+++ Input
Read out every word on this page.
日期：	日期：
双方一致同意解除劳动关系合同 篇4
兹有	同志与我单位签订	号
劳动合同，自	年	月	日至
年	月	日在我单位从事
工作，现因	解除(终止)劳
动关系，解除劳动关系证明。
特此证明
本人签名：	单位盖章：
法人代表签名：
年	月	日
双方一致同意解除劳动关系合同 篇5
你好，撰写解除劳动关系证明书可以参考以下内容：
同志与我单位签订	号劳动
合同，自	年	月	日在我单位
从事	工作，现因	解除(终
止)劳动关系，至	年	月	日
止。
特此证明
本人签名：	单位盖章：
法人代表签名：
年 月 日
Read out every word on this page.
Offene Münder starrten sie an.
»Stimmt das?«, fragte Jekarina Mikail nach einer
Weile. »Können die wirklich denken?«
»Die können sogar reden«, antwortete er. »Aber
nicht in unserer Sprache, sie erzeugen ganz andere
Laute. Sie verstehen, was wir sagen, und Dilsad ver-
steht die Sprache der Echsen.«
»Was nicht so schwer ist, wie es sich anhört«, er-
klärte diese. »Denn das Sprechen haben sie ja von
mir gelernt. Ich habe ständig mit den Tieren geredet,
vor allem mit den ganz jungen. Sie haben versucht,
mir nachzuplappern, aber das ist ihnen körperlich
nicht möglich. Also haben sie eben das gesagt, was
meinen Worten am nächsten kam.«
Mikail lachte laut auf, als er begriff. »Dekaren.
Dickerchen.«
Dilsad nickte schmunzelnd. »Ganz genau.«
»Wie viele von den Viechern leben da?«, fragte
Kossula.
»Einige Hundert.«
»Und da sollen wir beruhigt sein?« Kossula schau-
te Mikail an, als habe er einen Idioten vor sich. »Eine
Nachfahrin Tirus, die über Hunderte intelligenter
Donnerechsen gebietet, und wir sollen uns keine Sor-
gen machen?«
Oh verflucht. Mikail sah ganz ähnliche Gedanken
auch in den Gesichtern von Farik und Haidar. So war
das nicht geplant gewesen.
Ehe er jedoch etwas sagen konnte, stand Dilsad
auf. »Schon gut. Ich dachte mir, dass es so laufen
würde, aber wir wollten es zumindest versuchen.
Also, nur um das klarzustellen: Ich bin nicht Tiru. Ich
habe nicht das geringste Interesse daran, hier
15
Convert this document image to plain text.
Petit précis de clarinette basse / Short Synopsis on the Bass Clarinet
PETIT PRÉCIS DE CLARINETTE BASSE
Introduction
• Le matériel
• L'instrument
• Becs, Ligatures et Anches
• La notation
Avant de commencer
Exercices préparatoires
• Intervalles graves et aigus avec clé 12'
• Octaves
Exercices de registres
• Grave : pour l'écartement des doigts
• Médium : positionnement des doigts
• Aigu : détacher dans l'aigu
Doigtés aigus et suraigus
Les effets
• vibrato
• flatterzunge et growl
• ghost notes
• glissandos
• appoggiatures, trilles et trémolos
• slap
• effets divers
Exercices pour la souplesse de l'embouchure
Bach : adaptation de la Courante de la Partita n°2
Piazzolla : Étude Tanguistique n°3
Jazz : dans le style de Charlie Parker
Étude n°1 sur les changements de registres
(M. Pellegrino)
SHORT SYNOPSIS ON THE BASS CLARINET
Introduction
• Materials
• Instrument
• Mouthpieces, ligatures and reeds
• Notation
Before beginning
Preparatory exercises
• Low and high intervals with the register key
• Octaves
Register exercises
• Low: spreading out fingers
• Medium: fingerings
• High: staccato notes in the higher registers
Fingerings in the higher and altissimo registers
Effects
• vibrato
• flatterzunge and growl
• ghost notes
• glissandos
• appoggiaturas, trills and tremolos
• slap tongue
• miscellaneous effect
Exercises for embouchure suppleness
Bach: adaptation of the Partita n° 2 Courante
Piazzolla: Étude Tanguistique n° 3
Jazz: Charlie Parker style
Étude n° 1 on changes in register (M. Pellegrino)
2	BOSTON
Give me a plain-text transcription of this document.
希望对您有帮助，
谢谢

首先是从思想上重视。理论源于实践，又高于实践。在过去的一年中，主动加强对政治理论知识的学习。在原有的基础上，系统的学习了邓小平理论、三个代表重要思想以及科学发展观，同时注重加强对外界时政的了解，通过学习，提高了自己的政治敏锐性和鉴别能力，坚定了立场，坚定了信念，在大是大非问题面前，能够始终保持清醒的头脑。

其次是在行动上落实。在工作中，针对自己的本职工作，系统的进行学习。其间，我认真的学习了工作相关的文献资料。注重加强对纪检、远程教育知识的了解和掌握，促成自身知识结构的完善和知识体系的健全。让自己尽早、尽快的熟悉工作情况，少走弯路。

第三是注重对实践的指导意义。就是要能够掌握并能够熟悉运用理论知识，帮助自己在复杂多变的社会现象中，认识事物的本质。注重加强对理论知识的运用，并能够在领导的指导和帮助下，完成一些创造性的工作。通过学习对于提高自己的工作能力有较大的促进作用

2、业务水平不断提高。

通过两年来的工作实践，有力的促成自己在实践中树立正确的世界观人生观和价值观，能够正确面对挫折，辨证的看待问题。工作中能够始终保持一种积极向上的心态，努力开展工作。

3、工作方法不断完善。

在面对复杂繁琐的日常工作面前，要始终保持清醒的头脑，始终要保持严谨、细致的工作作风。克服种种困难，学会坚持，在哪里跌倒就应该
++++++
- [Your task]
Filter the entries down to the lines with the word "Piazzolla" in them.

- [Complete answer]
Piazzolla : Étude Tanguistique n°3
Piazzolla: Étude Tanguistique n° 3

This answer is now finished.